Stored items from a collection

....

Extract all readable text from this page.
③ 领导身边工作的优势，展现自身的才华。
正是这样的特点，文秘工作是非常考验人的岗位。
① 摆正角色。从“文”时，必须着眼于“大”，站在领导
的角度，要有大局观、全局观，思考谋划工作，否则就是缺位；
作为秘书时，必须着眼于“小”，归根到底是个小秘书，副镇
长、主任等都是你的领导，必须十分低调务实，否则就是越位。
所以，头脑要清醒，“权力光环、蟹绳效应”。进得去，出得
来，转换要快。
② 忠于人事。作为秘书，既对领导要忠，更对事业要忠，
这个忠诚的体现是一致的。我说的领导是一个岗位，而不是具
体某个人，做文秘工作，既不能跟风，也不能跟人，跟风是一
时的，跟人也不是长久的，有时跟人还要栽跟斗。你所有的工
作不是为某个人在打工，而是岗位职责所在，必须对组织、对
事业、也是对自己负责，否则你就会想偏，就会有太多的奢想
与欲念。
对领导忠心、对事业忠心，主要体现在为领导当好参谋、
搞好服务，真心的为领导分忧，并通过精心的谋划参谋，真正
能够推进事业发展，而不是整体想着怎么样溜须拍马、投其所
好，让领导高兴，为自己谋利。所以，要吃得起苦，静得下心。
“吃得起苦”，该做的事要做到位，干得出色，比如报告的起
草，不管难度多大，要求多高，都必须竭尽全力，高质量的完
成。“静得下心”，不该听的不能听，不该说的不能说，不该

....

Copy out all of the lines above exactly.

» **Answer below**
Extract all readable text from this page.
③ 领导身边工作的优势，展现自身的才华。
正是这样的特点，文秘工作是非常考验人的岗位。
① 摆正角色。从“文”时，必须着眼于“大”，站在领导
的角度，要有大局观、全局观，思考谋划工作，否则就是缺位；
作为秘书时，必须着眼于“小”，归根到底是个小秘书，副镇
长、主任等都是你的领导，必须十分低调务实，否则就是越位。
所以，头脑要清醒，“权力光环、蟹绳效应”。进得去，出得
来，转换要快。
② 忠于人事。作为秘书，既对领导要忠，更对事业要忠，
这个忠诚的体现是一致的。我说的领导是一个岗位，而不是具
体某个人，做文秘工作，既不能跟风，也不能跟人，跟风是一
时的，跟人也不是长久的，有时跟人还要栽跟斗。你所有的工
作不是为某个人在打工，而是岗位职责所在，必须对组织、对
事业、也是对自己负责，否则你就会想偏，就会有太多的奢想
与欲念。
对领导忠心、对事业忠心，主要体现在为领导当好参谋、
搞好服务，真心的为领导分忧，并通过精心的谋划参谋，真正
能够推进事业发展，而不是整体想着怎么样溜须拍马、投其所
好，让领导高兴，为自己谋利。所以，要吃得起苦，静得下心。
“吃得起苦”，该做的事要做到位，干得出色，比如报告的起
草，不管难度多大，要求多高，都必须竭尽全力，高质量的完
成。“静得下心”，不该听的不能听，不该说的不能说，不该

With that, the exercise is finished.